**Required task**. Omit every picture while repeating the entries exactly.

**Recorded data**.
▽

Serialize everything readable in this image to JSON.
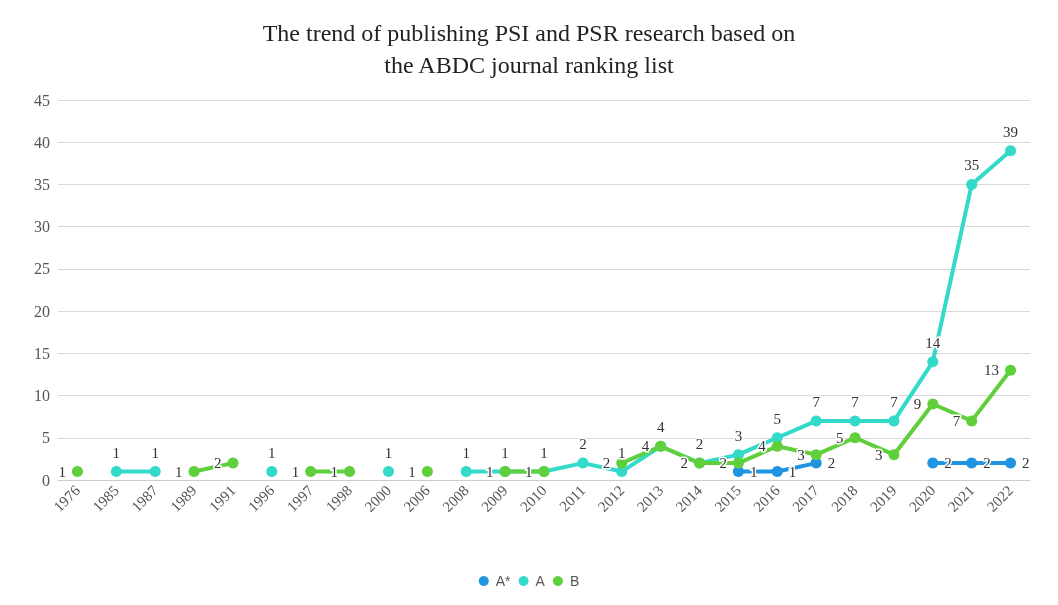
{
  "chart_data": {
    "type": "line",
    "title": "The trend of publishing PSI and PSR research based on\nthe ABDC journal ranking list",
    "categories": [
      "1976",
      "1985",
      "1987",
      "1989",
      "1991",
      "1996",
      "1997",
      "1998",
      "2000",
      "2006",
      "2008",
      "2009",
      "2010",
      "2011",
      "2012",
      "2013",
      "2014",
      "2015",
      "2016",
      "2017",
      "2018",
      "2019",
      "2020",
      "2021",
      "2022"
    ],
    "series": [
      {
        "name": "A*",
        "color": "#1f94e0",
        "values": [
          null,
          null,
          null,
          null,
          null,
          null,
          null,
          null,
          null,
          null,
          null,
          null,
          null,
          null,
          null,
          null,
          null,
          1,
          1,
          2,
          null,
          null,
          2,
          2,
          2
        ]
      },
      {
        "name": "A",
        "color": "#33d9c9",
        "values": [
          null,
          1,
          1,
          null,
          null,
          1,
          null,
          null,
          1,
          null,
          1,
          1,
          1,
          2,
          1,
          4,
          2,
          3,
          5,
          7,
          7,
          7,
          14,
          35,
          39
        ]
      },
      {
        "name": "B",
        "color": "#5fcf3c",
        "values": [
          1,
          null,
          null,
          1,
          2,
          null,
          1,
          1,
          null,
          1,
          null,
          1,
          1,
          null,
          2,
          4,
          2,
          2,
          4,
          3,
          5,
          3,
          9,
          7,
          13
        ]
      }
    ],
    "ylim": [
      0,
      45
    ],
    "yticks": [
      0,
      5,
      10,
      15,
      20,
      25,
      30,
      35,
      40,
      45
    ],
    "grid": "y",
    "legend": "bottom",
    "marker": "circle",
    "line_style": "solid",
    "data_labels": true
  }
}
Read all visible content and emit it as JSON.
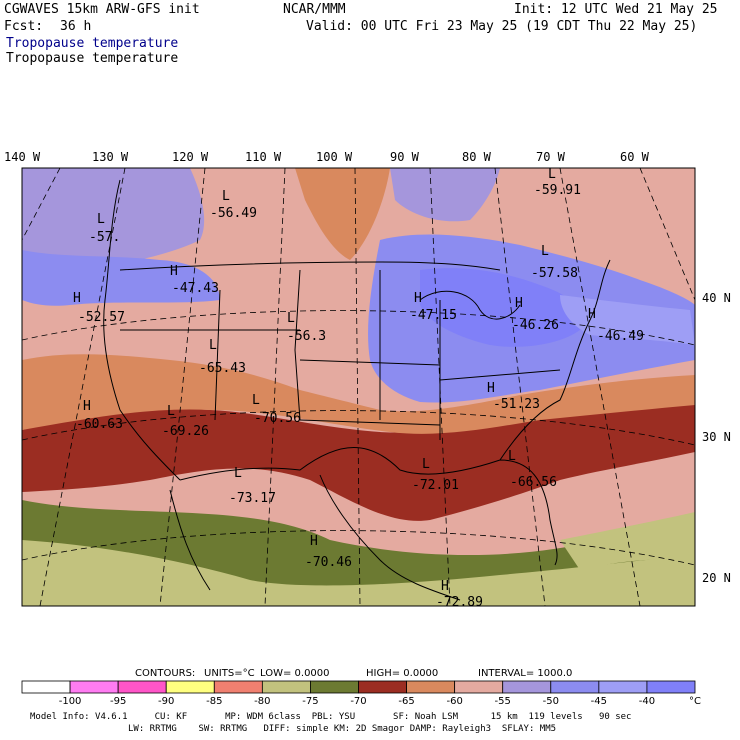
{
  "header": {
    "model": "CGWAVES 15km ARW-GFS init",
    "org": "NCAR/MMM",
    "init": "Init: 12 UTC Wed 21 May 25",
    "fcst_label": "Fcst:",
    "fcst_value": "36 h",
    "valid": "Valid: 00 UTC Fri 23 May 25 (19 CDT Thu 22 May 25)",
    "field_title_1": "Tropopause temperature",
    "field_title_2": "Tropopause temperature"
  },
  "map": {
    "lon_labels": [
      "140 W",
      "130 W",
      "120 W",
      "110 W",
      "100 W",
      "90 W",
      "80 W",
      "70 W",
      "60 W"
    ],
    "lat_labels": [
      "40 N",
      "30 N",
      "20 N"
    ],
    "extrema": [
      {
        "sym": "L",
        "val": "-59.91"
      },
      {
        "sym": "L",
        "val": "-56.49"
      },
      {
        "sym": "L",
        "val": "-57."
      },
      {
        "sym": "H",
        "val": "-47.43"
      },
      {
        "sym": "H",
        "val": "-52.57"
      },
      {
        "sym": "L",
        "val": "-57.58"
      },
      {
        "sym": "H",
        "val": "-47.15"
      },
      {
        "sym": "H",
        "val": "-46.26"
      },
      {
        "sym": "H",
        "val": "-46.49"
      },
      {
        "sym": "L",
        "val": "-56.3"
      },
      {
        "sym": "L",
        "val": "-65.43"
      },
      {
        "sym": "H",
        "val": "-60.63"
      },
      {
        "sym": "L",
        "val": "-69.26"
      },
      {
        "sym": "L",
        "val": "-70.56"
      },
      {
        "sym": "H",
        "val": "-51.23"
      },
      {
        "sym": "L",
        "val": "-73.17"
      },
      {
        "sym": "L",
        "val": "-72.01"
      },
      {
        "sym": "L",
        "val": "-66.56"
      },
      {
        "sym": "H",
        "val": "-70.46"
      },
      {
        "sym": "H",
        "val": "-72.89"
      }
    ]
  },
  "contours": {
    "title": "CONTOURS:",
    "units": "UNITS=°C",
    "low": "LOW=  0.0000",
    "high": "HIGH=  0.0000",
    "interval": "INTERVAL=    1000.0"
  },
  "colorbar": {
    "colors": [
      "#ffffff",
      "#ff7cf2",
      "#ff55c8",
      "#ffff80",
      "#f08070",
      "#c2c27e",
      "#6c7a32",
      "#9b2d22",
      "#d9895e",
      "#e4aaa0",
      "#a596dc",
      "#8c8cf0",
      "#9e9ef5",
      "#8080f8"
    ],
    "labels": [
      "-100",
      "-95",
      "-90",
      "-85",
      "-80",
      "-75",
      "-70",
      "-65",
      "-60",
      "-55",
      "-50",
      "-45",
      "-40"
    ],
    "unit": "°C"
  },
  "footer": {
    "line1": "Model Info: V4.6.1     CU: KF       MP: WDM 6class  PBL: YSU       SF: Noah LSM      15 km  119 levels   90 sec",
    "line2": "LW: RRTMG    SW: RRTMG   DIFF: simple KM: 2D Smagor DAMP: Rayleigh3  SFLAY: MM5"
  }
}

△

**Answer**.
Serialize everything readable in this image to JSON.
{
  "chart_data": {
    "type": "line",
    "title": "The trend of publishing PSI and PSR research based on\nthe ABDC journal ranking list",
    "categories": [
      "1976",
      "1985",
      "1987",
      "1989",
      "1991",
      "1996",
      "1997",
      "1998",
      "2000",
      "2006",
      "2008",
      "2009",
      "2010",
      "2011",
      "2012",
      "2013",
      "2014",
      "2015",
      "2016",
      "2017",
      "2018",
      "2019",
      "2020",
      "2021",
      "2022"
    ],
    "series": [
      {
        "name": "A*",
        "color": "#1f94e0",
        "values": [
          null,
          null,
          null,
          null,
          null,
          null,
          null,
          null,
          null,
          null,
          null,
          null,
          null,
          null,
          null,
          null,
          null,
          1,
          1,
          2,
          null,
          null,
          2,
          2,
          2
        ]
      },
      {
        "name": "A",
        "color": "#33d9c9",
        "values": [
          null,
          1,
          1,
          null,
          null,
          1,
          null,
          null,
          1,
          null,
          1,
          1,
          1,
          2,
          1,
          4,
          2,
          3,
          5,
          7,
          7,
          7,
          14,
          35,
          39
        ]
      },
      {
        "name": "B",
        "color": "#5fcf3c",
        "values": [
          1,
          null,
          null,
          1,
          2,
          null,
          1,
          1,
          null,
          1,
          null,
          1,
          1,
          null,
          2,
          4,
          2,
          2,
          4,
          3,
          5,
          3,
          9,
          7,
          13
        ]
      }
    ],
    "ylim": [
      0,
      45
    ],
    "yticks": [
      0,
      5,
      10,
      15,
      20,
      25,
      30,
      35,
      40,
      45
    ],
    "grid": "y",
    "legend": "bottom",
    "marker": "circle",
    "line_style": "solid",
    "data_labels": true
  }
}
Read all visible content and emit it as JSON.
{
  "header": {
    "model": "CGWAVES 15km ARW-GFS init",
    "org": "NCAR/MMM",
    "init": "Init: 12 UTC Wed 21 May 25",
    "fcst_label": "Fcst:",
    "fcst_value": "36 h",
    "valid": "Valid: 00 UTC Fri 23 May 25 (19 CDT Thu 22 May 25)",
    "field_title_1": "Tropopause temperature",
    "field_title_2": "Tropopause temperature"
  },
  "map": {
    "lon_labels": [
      "140 W",
      "130 W",
      "120 W",
      "110 W",
      "100 W",
      "90 W",
      "80 W",
      "70 W",
      "60 W"
    ],
    "lat_labels": [
      "40 N",
      "30 N",
      "20 N"
    ],
    "extrema": [
      {
        "sym": "L",
        "val": "-59.91"
      },
      {
        "sym": "L",
        "val": "-56.49"
      },
      {
        "sym": "L",
        "val": "-57."
      },
      {
        "sym": "H",
        "val": "-47.43"
      },
      {
        "sym": "H",
        "val": "-52.57"
      },
      {
        "sym": "L",
        "val": "-57.58"
      },
      {
        "sym": "H",
        "val": "-47.15"
      },
      {
        "sym": "H",
        "val": "-46.26"
      },
      {
        "sym": "H",
        "val": "-46.49"
      },
      {
        "sym": "L",
        "val": "-56.3"
      },
      {
        "sym": "L",
        "val": "-65.43"
      },
      {
        "sym": "H",
        "val": "-60.63"
      },
      {
        "sym": "L",
        "val": "-69.26"
      },
      {
        "sym": "L",
        "val": "-70.56"
      },
      {
        "sym": "H",
        "val": "-51.23"
      },
      {
        "sym": "L",
        "val": "-73.17"
      },
      {
        "sym": "L",
        "val": "-72.01"
      },
      {
        "sym": "L",
        "val": "-66.56"
      },
      {
        "sym": "H",
        "val": "-70.46"
      },
      {
        "sym": "H",
        "val": "-72.89"
      }
    ]
  },
  "contours": {
    "title": "CONTOURS:",
    "units": "UNITS=°C",
    "low": "LOW=  0.0000",
    "high": "HIGH=  0.0000",
    "interval": "INTERVAL=    1000.0"
  },
  "colorbar": {
    "colors": [
      "#ffffff",
      "#ff7cf2",
      "#ff55c8",
      "#ffff80",
      "#f08070",
      "#c2c27e",
      "#6c7a32",
      "#9b2d22",
      "#d9895e",
      "#e4aaa0",
      "#a596dc",
      "#8c8cf0",
      "#9e9ef5",
      "#8080f8"
    ],
    "labels": [
      "-100",
      "-95",
      "-90",
      "-85",
      "-80",
      "-75",
      "-70",
      "-65",
      "-60",
      "-55",
      "-50",
      "-45",
      "-40"
    ],
    "unit": "°C"
  },
  "footer": {
    "line1": "Model Info: V4.6.1     CU: KF       MP: WDM 6class  PBL: YSU       SF: Noah LSM      15 km  119 levels   90 sec",
    "line2": "LW: RRTMG    SW: RRTMG   DIFF: simple KM: 2D Smagor DAMP: Rayleigh3  SFLAY: MM5"
  }
}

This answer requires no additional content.